__TASK INPUT__.
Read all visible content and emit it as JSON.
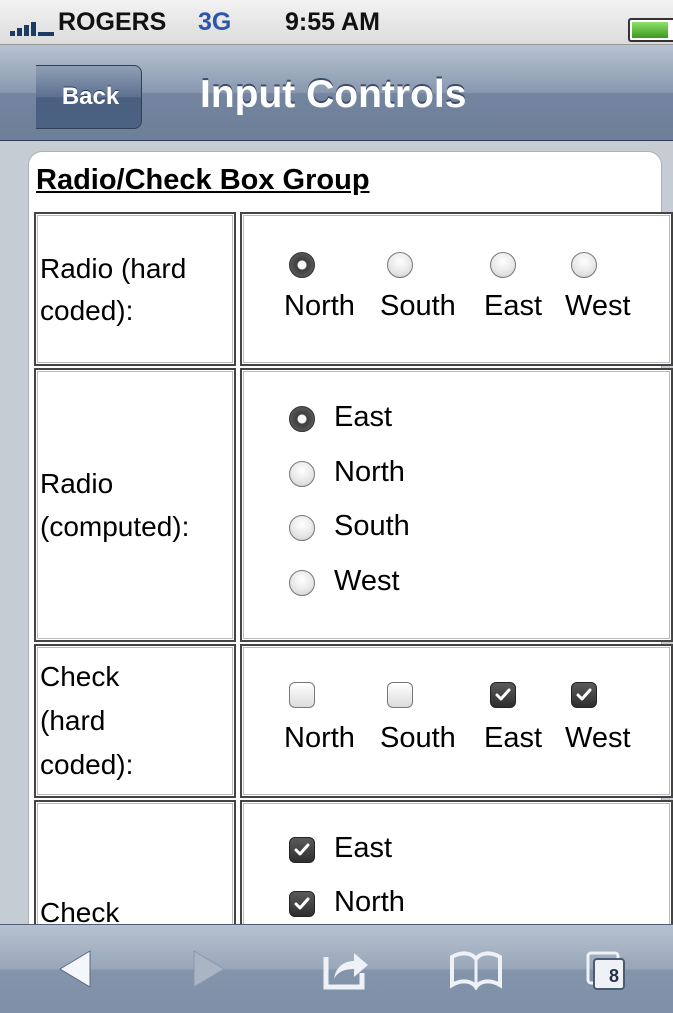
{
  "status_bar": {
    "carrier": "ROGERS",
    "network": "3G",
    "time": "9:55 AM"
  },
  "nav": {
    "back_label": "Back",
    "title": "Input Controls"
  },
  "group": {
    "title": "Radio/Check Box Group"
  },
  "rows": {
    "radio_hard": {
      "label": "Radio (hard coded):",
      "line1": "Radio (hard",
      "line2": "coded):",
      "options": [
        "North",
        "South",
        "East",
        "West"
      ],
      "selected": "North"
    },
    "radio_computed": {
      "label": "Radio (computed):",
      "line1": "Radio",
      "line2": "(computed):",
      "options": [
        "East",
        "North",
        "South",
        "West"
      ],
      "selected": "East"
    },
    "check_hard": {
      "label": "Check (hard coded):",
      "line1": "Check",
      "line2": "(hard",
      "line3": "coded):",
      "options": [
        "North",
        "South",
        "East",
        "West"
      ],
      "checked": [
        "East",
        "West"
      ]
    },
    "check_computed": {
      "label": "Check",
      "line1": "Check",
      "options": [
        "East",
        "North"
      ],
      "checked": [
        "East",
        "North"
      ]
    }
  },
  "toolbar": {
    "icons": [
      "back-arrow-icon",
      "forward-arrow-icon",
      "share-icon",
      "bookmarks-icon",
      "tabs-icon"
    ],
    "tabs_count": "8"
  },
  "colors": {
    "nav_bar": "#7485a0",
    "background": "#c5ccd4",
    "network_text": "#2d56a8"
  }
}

...

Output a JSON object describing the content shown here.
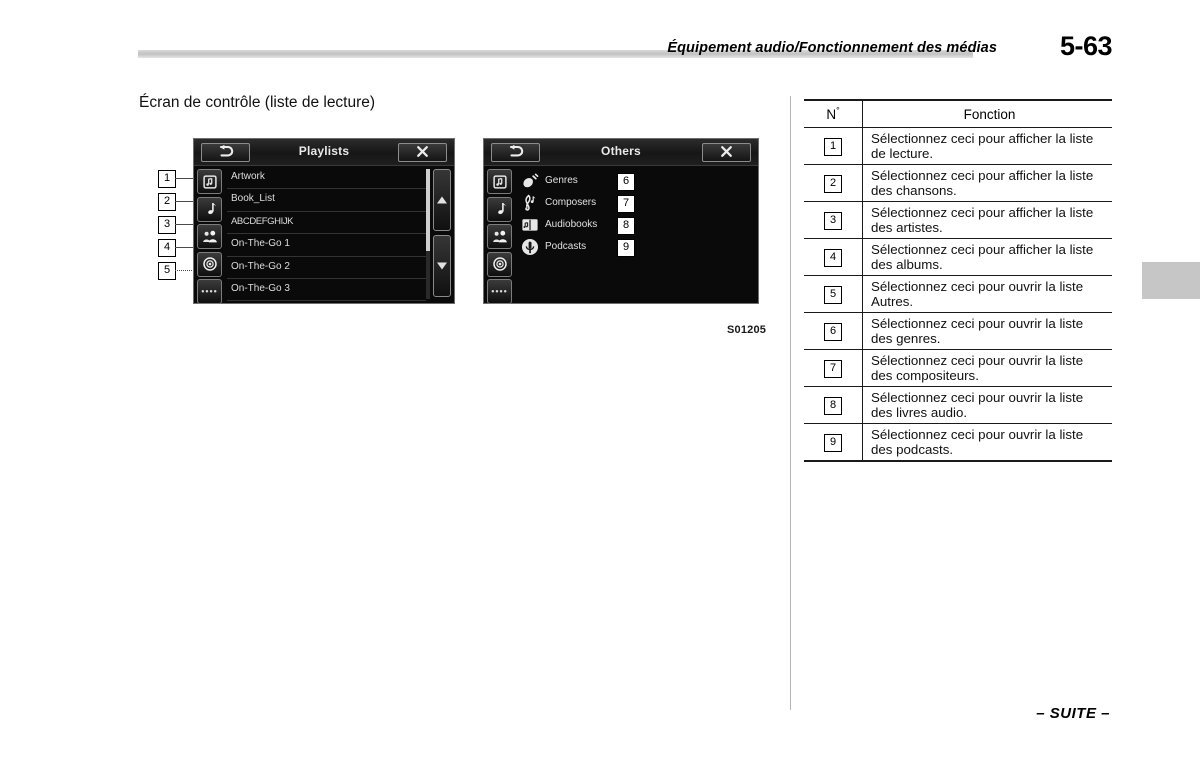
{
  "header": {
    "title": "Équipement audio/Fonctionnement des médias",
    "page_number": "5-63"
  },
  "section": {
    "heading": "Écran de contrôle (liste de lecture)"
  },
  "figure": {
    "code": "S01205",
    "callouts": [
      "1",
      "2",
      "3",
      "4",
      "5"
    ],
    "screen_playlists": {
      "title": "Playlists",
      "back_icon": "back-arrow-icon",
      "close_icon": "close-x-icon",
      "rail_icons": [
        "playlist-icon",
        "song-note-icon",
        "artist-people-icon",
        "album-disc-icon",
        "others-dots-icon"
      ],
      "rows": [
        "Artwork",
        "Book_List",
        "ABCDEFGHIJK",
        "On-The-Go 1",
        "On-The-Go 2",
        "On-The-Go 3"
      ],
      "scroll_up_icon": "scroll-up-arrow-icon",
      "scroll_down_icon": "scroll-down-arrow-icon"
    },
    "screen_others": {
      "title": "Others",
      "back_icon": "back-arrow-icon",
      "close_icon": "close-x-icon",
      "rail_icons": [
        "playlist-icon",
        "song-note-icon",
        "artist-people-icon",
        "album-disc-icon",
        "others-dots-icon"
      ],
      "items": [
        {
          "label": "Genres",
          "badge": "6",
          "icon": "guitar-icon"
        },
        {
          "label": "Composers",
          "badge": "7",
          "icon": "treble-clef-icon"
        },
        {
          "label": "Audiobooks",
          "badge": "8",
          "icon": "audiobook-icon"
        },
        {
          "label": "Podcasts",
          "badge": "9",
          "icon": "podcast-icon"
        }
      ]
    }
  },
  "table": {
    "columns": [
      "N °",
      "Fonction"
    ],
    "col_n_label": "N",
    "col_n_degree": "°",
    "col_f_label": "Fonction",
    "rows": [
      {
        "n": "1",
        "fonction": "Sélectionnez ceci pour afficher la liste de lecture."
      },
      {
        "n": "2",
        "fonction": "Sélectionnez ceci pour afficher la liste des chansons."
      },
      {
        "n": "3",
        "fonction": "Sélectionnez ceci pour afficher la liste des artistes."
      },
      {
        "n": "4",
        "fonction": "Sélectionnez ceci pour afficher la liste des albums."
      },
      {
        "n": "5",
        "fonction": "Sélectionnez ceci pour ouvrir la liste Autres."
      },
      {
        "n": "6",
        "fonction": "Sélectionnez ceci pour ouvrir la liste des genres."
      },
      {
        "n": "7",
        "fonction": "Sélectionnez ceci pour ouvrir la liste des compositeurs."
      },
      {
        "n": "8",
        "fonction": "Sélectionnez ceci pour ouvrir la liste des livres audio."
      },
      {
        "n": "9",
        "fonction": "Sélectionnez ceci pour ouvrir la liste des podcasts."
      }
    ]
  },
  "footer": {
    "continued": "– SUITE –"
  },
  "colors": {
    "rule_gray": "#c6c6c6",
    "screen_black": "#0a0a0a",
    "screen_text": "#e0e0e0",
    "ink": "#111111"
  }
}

__AIM__. Read through the entries and copy each line in which "arrow" appears.

__ANSWER TO THIS EXERCISE__.
      "back-arrow-icon",
      "forward-arrow-icon",
      "back_icon": "back-arrow-icon",
      "scroll_up_icon": "scroll-up-arrow-icon",
      "scroll_down_icon": "scroll-down-arrow-icon"
      "back_icon": "back-arrow-icon",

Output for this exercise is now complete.